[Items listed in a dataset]
====================

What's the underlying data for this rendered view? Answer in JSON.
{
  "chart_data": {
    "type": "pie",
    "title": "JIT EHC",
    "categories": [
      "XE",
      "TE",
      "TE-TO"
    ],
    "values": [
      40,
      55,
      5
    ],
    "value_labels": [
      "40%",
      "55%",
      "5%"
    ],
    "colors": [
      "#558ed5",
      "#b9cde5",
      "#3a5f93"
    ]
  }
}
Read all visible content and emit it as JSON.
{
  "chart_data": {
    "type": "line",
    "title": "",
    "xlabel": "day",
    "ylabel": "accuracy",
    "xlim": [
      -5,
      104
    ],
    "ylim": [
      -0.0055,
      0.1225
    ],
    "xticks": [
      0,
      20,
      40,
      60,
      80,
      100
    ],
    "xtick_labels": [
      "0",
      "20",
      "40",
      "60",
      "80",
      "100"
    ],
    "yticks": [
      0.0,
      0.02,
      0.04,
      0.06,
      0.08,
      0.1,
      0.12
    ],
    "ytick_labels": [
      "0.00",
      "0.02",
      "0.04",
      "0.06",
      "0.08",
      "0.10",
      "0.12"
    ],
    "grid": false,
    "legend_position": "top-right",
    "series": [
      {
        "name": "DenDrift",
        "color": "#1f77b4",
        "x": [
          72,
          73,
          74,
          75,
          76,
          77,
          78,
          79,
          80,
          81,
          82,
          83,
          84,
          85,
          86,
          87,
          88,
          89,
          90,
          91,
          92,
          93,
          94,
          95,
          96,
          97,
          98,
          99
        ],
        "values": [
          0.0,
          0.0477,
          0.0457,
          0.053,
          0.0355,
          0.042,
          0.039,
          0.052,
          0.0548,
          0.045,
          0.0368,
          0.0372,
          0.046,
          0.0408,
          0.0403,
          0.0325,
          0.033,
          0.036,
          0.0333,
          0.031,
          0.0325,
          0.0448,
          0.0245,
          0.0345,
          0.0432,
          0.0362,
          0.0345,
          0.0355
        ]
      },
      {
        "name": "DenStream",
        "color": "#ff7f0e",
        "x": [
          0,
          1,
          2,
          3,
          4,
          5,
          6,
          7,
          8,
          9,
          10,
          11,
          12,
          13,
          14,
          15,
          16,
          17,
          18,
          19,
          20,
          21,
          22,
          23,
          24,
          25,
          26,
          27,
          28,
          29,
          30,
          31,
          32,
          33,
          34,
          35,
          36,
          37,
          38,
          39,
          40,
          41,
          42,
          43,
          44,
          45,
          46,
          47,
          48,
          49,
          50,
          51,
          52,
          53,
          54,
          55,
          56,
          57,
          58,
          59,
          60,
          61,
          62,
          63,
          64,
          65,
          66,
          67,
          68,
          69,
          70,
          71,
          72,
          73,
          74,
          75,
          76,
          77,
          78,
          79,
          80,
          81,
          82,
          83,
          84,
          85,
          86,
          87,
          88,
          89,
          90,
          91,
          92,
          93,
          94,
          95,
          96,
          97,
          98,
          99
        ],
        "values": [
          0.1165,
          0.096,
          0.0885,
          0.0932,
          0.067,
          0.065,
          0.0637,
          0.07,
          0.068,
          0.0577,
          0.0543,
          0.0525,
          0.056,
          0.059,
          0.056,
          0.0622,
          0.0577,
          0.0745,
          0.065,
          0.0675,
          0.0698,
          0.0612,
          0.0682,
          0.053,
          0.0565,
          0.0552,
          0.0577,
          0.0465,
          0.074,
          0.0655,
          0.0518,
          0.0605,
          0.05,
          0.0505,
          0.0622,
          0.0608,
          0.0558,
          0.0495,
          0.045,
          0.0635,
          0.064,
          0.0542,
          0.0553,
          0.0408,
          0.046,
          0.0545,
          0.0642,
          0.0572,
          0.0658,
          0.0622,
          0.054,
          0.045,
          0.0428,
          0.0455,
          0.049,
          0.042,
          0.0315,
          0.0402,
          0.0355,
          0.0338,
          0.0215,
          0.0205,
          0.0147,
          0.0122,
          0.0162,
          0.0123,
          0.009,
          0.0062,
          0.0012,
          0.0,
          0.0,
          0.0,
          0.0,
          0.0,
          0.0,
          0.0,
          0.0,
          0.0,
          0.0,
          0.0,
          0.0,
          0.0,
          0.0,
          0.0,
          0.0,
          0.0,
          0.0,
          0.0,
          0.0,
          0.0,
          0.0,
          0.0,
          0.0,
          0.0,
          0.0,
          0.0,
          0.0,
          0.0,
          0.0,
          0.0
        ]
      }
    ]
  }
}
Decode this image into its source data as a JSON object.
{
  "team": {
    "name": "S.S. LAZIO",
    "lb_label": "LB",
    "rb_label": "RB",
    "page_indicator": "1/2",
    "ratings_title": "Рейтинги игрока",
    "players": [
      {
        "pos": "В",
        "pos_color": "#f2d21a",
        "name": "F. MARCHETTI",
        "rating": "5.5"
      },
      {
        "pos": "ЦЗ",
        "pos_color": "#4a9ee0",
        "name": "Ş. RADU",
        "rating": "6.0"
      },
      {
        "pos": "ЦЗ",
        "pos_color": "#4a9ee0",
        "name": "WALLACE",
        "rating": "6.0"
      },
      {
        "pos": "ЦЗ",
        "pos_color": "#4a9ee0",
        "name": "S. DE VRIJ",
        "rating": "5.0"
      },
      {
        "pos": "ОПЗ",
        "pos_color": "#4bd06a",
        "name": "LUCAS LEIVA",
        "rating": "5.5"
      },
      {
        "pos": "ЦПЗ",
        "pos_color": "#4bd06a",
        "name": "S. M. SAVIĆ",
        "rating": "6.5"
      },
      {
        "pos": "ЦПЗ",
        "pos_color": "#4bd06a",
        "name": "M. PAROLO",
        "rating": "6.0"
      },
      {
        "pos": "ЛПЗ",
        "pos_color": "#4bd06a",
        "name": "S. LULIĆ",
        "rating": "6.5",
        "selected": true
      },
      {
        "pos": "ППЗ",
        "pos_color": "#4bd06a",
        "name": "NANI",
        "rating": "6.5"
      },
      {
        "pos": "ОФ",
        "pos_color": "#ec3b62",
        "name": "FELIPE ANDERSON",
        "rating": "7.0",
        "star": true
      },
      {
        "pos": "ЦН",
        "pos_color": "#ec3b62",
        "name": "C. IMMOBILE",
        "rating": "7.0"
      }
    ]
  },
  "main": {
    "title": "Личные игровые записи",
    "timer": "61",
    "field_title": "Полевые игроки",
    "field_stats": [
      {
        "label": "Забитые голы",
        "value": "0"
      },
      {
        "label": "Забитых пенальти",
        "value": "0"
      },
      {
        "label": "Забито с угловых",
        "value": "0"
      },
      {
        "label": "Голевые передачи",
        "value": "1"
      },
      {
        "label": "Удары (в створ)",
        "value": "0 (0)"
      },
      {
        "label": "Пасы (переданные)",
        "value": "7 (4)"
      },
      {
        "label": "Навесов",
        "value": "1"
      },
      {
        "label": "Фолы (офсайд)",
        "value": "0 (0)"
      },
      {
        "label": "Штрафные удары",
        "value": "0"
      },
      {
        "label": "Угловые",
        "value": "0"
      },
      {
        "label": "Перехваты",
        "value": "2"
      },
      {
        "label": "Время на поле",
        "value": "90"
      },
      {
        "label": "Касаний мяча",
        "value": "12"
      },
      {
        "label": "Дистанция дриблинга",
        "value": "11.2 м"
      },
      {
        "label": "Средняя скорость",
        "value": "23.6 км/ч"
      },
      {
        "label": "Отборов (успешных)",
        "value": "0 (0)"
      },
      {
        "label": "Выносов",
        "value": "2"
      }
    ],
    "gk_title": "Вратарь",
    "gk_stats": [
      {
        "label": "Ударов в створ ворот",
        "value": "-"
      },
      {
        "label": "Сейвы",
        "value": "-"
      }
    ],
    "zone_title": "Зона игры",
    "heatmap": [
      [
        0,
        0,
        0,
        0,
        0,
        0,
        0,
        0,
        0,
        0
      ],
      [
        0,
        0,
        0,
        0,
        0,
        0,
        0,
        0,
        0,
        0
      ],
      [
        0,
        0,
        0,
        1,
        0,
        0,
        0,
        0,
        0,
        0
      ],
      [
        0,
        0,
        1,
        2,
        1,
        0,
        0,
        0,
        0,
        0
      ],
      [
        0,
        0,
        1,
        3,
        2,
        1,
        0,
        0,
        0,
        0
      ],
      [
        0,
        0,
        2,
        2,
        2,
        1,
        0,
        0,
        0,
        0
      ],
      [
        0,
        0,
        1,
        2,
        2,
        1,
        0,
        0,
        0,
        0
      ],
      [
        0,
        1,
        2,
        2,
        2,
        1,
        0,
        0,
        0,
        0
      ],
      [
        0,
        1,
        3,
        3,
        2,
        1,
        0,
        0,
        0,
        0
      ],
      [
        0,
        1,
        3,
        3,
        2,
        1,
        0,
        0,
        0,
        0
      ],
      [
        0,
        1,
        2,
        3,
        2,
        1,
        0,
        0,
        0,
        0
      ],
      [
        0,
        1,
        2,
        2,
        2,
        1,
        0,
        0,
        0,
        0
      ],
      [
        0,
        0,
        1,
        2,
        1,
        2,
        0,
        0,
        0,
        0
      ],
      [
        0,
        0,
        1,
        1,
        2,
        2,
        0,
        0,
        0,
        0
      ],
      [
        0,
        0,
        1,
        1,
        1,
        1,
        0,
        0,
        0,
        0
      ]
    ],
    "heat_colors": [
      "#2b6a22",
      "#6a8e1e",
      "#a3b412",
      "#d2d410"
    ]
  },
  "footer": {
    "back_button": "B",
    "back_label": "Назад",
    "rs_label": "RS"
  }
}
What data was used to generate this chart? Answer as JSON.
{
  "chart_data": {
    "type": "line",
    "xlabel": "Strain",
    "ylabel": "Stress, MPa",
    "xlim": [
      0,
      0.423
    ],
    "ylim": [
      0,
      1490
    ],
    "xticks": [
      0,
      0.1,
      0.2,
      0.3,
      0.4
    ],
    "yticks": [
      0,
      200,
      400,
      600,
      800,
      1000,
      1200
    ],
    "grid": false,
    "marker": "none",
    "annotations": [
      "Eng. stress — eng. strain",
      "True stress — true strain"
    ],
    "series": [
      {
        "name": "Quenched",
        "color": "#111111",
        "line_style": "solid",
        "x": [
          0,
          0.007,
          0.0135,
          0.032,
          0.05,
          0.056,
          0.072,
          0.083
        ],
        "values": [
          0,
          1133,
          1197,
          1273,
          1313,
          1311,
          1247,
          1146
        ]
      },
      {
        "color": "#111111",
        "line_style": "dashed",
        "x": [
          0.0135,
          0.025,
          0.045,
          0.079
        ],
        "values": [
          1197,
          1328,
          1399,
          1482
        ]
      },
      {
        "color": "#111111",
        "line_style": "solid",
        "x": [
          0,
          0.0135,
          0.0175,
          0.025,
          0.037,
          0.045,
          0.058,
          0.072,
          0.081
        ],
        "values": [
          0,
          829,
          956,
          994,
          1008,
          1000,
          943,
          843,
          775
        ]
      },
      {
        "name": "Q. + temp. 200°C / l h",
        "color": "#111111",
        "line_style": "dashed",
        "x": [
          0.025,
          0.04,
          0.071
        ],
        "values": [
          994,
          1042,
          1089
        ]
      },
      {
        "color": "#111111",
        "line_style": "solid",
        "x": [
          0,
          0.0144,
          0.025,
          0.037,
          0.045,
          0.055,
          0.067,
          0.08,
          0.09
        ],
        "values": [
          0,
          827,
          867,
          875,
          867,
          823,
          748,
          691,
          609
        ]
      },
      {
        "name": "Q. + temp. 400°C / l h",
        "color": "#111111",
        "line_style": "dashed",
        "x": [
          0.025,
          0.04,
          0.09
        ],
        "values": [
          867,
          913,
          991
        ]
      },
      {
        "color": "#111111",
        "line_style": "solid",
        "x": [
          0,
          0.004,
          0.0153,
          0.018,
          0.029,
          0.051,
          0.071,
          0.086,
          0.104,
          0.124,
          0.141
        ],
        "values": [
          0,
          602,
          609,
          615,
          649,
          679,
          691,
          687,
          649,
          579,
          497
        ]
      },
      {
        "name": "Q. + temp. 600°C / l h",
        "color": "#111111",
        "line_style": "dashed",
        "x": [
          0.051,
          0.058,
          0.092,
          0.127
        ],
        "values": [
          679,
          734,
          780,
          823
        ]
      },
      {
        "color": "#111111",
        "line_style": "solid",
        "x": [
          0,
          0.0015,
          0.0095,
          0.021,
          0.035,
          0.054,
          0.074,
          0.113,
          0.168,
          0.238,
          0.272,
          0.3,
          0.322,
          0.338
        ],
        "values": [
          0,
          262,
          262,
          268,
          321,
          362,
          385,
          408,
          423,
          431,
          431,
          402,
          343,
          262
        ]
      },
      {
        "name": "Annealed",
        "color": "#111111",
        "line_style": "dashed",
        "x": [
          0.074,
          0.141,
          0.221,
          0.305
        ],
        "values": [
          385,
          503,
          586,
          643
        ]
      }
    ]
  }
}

====================

Looking at the records above, work out how many lines include the word "What", then give that number by itself.

2